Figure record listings
========
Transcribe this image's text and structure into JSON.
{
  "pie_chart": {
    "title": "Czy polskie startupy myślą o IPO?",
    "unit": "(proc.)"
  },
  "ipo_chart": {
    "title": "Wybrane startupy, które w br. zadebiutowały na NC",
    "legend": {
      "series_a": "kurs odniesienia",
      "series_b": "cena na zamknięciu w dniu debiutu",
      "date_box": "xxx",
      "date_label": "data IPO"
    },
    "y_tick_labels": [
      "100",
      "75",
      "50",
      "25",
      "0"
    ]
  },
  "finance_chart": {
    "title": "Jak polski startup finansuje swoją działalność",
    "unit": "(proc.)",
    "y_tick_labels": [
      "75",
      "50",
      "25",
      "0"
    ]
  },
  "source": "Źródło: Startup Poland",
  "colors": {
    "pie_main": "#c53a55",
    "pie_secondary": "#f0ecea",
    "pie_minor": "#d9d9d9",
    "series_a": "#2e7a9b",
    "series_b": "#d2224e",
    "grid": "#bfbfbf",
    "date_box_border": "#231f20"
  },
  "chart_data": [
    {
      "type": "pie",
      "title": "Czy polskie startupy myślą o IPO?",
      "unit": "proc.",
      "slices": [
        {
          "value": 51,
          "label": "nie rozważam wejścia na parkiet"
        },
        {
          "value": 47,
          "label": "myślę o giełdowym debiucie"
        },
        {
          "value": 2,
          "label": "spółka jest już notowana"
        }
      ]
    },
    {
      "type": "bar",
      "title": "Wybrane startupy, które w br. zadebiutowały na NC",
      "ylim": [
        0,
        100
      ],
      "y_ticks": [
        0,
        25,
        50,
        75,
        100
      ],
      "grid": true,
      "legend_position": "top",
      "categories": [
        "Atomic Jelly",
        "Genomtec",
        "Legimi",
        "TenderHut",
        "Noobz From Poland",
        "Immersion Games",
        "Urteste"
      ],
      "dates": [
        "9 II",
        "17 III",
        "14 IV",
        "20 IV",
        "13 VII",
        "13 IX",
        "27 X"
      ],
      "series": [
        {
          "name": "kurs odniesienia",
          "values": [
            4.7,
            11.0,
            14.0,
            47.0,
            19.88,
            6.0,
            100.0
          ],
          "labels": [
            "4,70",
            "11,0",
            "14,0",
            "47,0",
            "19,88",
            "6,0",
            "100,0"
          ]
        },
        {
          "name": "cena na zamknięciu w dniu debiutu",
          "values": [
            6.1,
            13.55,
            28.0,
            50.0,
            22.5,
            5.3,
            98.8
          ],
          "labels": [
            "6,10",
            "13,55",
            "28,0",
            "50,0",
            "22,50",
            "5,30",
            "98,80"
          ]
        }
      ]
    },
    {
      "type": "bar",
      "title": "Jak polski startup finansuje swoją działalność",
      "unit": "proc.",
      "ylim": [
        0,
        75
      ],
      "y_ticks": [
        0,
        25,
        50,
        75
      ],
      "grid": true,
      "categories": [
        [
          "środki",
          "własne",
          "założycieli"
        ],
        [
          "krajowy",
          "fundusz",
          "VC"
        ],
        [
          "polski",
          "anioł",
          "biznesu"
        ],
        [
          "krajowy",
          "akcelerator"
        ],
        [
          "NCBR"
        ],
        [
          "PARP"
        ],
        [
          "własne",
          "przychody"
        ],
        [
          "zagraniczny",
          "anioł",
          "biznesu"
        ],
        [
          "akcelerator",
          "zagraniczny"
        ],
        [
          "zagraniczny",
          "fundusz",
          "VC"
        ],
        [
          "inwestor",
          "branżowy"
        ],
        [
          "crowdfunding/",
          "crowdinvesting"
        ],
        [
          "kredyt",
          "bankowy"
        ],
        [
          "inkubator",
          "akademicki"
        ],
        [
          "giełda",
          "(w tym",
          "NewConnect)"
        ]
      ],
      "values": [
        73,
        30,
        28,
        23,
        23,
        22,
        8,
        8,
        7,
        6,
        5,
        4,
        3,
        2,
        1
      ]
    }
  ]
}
========
▸ PROBLEM STATEMENT
Whatever appears in the records must be returned exactly.

▸ RESPONSE AREA
Transcribe this image's text and structure into JSON.
{
  "pie_chart": {
    "title": "Czy polskie startupy myślą o IPO?",
    "unit": "(proc.)"
  },
  "ipo_chart": {
    "title": "Wybrane startupy, które w br. zadebiutowały na NC",
    "legend": {
      "series_a": "kurs odniesienia",
      "series_b": "cena na zamknięciu w dniu debiutu",
      "date_box": "xxx",
      "date_label": "data IPO"
    },
    "y_tick_labels": [
      "100",
      "75",
      "50",
      "25",
      "0"
    ]
  },
  "finance_chart": {
    "title": "Jak polski startup finansuje swoją działalność",
    "unit": "(proc.)",
    "y_tick_labels": [
      "75",
      "50",
      "25",
      "0"
    ]
  },
  "source": "Źródło: Startup Poland",
  "colors": {
    "pie_main": "#c53a55",
    "pie_secondary": "#f0ecea",
    "pie_minor": "#d9d9d9",
    "series_a": "#2e7a9b",
    "series_b": "#d2224e",
    "grid": "#bfbfbf",
    "date_box_border": "#231f20"
  },
  "chart_data": [
    {
      "type": "pie",
      "title": "Czy polskie startupy myślą o IPO?",
      "unit": "proc.",
      "slices": [
        {
          "value": 51,
          "label": "nie rozważam wejścia na parkiet"
        },
        {
          "value": 47,
          "label": "myślę o giełdowym debiucie"
        },
        {
          "value": 2,
          "label": "spółka jest już notowana"
        }
      ]
    },
    {
      "type": "bar",
      "title": "Wybrane startupy, które w br. zadebiutowały na NC",
      "ylim": [
        0,
        100
      ],
      "y_ticks": [
        0,
        25,
        50,
        75,
        100
      ],
      "grid": true,
      "legend_position": "top",
      "categories": [
        "Atomic Jelly",
        "Genomtec",
        "Legimi",
        "TenderHut",
        "Noobz From Poland",
        "Immersion Games",
        "Urteste"
      ],
      "dates": [
        "9 II",
        "17 III",
        "14 IV",
        "20 IV",
        "13 VII",
        "13 IX",
        "27 X"
      ],
      "series": [
        {
          "name": "kurs odniesienia",
          "values": [
            4.7,
            11.0,
            14.0,
            47.0,
            19.88,
            6.0,
            100.0
          ],
          "labels": [
            "4,70",
            "11,0",
            "14,0",
            "47,0",
            "19,88",
            "6,0",
            "100,0"
          ]
        },
        {
          "name": "cena na zamknięciu w dniu debiutu",
          "values": [
            6.1,
            13.55,
            28.0,
            50.0,
            22.5,
            5.3,
            98.8
          ],
          "labels": [
            "6,10",
            "13,55",
            "28,0",
            "50,0",
            "22,50",
            "5,30",
            "98,80"
          ]
        }
      ]
    },
    {
      "type": "bar",
      "title": "Jak polski startup finansuje swoją działalność",
      "unit": "proc.",
      "ylim": [
        0,
        75
      ],
      "y_ticks": [
        0,
        25,
        50,
        75
      ],
      "grid": true,
      "categories": [
        [
          "środki",
          "własne",
          "założycieli"
        ],
        [
          "krajowy",
          "fundusz",
          "VC"
        ],
        [
          "polski",
          "anioł",
          "biznesu"
        ],
        [
          "krajowy",
          "akcelerator"
        ],
        [
          "NCBR"
        ],
        [
          "PARP"
        ],
        [
          "własne",
          "przychody"
        ],
        [
          "zagraniczny",
          "anioł",
          "biznesu"
        ],
        [
          "akcelerator",
          "zagraniczny"
        ],
        [
          "zagraniczny",
          "fundusz",
          "VC"
        ],
        [
          "inwestor",
          "branżowy"
        ],
        [
          "crowdfunding/",
          "crowdinvesting"
        ],
        [
          "kredyt",
          "bankowy"
        ],
        [
          "inkubator",
          "akademicki"
        ],
        [
          "giełda",
          "(w tym",
          "NewConnect)"
        ]
      ],
      "values": [
        73,
        30,
        28,
        23,
        23,
        22,
        8,
        8,
        7,
        6,
        5,
        4,
        3,
        2,
        1
      ]
    }
  ]
}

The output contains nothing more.